§ **WHAT TO WORK ON**
Each record is to be printed again precisely as it reads.

>> begin DATASET

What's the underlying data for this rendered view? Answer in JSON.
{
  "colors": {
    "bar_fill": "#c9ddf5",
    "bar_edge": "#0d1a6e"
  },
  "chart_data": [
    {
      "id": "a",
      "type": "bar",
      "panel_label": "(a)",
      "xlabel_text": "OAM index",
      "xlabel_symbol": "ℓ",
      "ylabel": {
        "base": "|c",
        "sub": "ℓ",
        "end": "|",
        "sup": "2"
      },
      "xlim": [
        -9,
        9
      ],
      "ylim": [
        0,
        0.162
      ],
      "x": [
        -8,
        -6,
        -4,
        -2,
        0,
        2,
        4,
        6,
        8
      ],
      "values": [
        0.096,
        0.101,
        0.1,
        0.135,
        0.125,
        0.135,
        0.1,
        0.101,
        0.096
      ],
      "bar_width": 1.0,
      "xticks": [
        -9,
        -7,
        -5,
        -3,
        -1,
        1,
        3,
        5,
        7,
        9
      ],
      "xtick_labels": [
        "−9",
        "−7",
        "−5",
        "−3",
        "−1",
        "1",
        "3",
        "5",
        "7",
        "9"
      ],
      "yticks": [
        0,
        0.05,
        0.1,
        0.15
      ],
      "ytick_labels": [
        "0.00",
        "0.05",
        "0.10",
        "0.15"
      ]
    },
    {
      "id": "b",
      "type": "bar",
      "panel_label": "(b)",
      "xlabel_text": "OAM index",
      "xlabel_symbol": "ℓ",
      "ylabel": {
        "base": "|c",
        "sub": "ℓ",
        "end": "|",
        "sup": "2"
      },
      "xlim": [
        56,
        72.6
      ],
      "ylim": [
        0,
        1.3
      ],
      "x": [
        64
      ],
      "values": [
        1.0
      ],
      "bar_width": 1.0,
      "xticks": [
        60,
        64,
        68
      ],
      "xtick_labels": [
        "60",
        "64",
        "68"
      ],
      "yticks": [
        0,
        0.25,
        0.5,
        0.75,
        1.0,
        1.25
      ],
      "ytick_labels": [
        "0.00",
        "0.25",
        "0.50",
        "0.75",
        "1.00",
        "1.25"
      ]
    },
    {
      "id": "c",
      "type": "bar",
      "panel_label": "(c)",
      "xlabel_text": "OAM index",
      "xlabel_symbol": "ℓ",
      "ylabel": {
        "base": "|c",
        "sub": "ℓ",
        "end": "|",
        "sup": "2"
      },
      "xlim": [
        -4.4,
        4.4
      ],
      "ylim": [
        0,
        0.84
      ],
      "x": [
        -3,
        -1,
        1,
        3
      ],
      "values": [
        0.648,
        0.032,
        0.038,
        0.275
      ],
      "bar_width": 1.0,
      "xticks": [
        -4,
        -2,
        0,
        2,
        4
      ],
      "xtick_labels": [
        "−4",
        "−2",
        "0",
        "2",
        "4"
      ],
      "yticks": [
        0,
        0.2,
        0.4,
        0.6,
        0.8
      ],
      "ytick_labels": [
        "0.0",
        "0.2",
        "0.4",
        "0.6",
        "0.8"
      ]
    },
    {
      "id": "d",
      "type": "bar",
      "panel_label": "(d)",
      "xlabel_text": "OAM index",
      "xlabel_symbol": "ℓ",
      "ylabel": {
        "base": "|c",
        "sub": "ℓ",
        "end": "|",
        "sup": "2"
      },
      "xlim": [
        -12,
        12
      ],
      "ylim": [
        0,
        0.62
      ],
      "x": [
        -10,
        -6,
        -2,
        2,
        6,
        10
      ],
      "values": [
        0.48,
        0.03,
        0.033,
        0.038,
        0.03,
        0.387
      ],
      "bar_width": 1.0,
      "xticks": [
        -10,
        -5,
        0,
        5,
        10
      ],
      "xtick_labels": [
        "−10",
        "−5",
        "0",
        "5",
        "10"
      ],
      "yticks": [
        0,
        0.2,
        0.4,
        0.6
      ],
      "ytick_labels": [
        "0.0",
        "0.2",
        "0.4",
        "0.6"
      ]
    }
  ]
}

>> end DATASET

§ **PROBLEM SOLUTION**
What's the underlying data for this rendered view? Answer in JSON.
{
  "colors": {
    "bar_fill": "#c9ddf5",
    "bar_edge": "#0d1a6e"
  },
  "chart_data": [
    {
      "id": "a",
      "type": "bar",
      "panel_label": "(a)",
      "xlabel_text": "OAM index",
      "xlabel_symbol": "ℓ",
      "ylabel": {
        "base": "|c",
        "sub": "ℓ",
        "end": "|",
        "sup": "2"
      },
      "xlim": [
        -9,
        9
      ],
      "ylim": [
        0,
        0.162
      ],
      "x": [
        -8,
        -6,
        -4,
        -2,
        0,
        2,
        4,
        6,
        8
      ],
      "values": [
        0.096,
        0.101,
        0.1,
        0.135,
        0.125,
        0.135,
        0.1,
        0.101,
        0.096
      ],
      "bar_width": 1.0,
      "xticks": [
        -9,
        -7,
        -5,
        -3,
        -1,
        1,
        3,
        5,
        7,
        9
      ],
      "xtick_labels": [
        "−9",
        "−7",
        "−5",
        "−3",
        "−1",
        "1",
        "3",
        "5",
        "7",
        "9"
      ],
      "yticks": [
        0,
        0.05,
        0.1,
        0.15
      ],
      "ytick_labels": [
        "0.00",
        "0.05",
        "0.10",
        "0.15"
      ]
    },
    {
      "id": "b",
      "type": "bar",
      "panel_label": "(b)",
      "xlabel_text": "OAM index",
      "xlabel_symbol": "ℓ",
      "ylabel": {
        "base": "|c",
        "sub": "ℓ",
        "end": "|",
        "sup": "2"
      },
      "xlim": [
        56,
        72.6
      ],
      "ylim": [
        0,
        1.3
      ],
      "x": [
        64
      ],
      "values": [
        1.0
      ],
      "bar_width": 1.0,
      "xticks": [
        60,
        64,
        68
      ],
      "xtick_labels": [
        "60",
        "64",
        "68"
      ],
      "yticks": [
        0,
        0.25,
        0.5,
        0.75,
        1.0,
        1.25
      ],
      "ytick_labels": [
        "0.00",
        "0.25",
        "0.50",
        "0.75",
        "1.00",
        "1.25"
      ]
    },
    {
      "id": "c",
      "type": "bar",
      "panel_label": "(c)",
      "xlabel_text": "OAM index",
      "xlabel_symbol": "ℓ",
      "ylabel": {
        "base": "|c",
        "sub": "ℓ",
        "end": "|",
        "sup": "2"
      },
      "xlim": [
        -4.4,
        4.4
      ],
      "ylim": [
        0,
        0.84
      ],
      "x": [
        -3,
        -1,
        1,
        3
      ],
      "values": [
        0.648,
        0.032,
        0.038,
        0.275
      ],
      "bar_width": 1.0,
      "xticks": [
        -4,
        -2,
        0,
        2,
        4
      ],
      "xtick_labels": [
        "−4",
        "−2",
        "0",
        "2",
        "4"
      ],
      "yticks": [
        0,
        0.2,
        0.4,
        0.6,
        0.8
      ],
      "ytick_labels": [
        "0.0",
        "0.2",
        "0.4",
        "0.6",
        "0.8"
      ]
    },
    {
      "id": "d",
      "type": "bar",
      "panel_label": "(d)",
      "xlabel_text": "OAM index",
      "xlabel_symbol": "ℓ",
      "ylabel": {
        "base": "|c",
        "sub": "ℓ",
        "end": "|",
        "sup": "2"
      },
      "xlim": [
        -12,
        12
      ],
      "ylim": [
        0,
        0.62
      ],
      "x": [
        -10,
        -6,
        -2,
        2,
        6,
        10
      ],
      "values": [
        0.48,
        0.03,
        0.033,
        0.038,
        0.03,
        0.387
      ],
      "bar_width": 1.0,
      "xticks": [
        -10,
        -5,
        0,
        5,
        10
      ],
      "xtick_labels": [
        "−10",
        "−5",
        "0",
        "5",
        "10"
      ],
      "yticks": [
        0,
        0.2,
        0.4,
        0.6
      ],
      "ytick_labels": [
        "0.0",
        "0.2",
        "0.4",
        "0.6"
      ]
    }
  ]
}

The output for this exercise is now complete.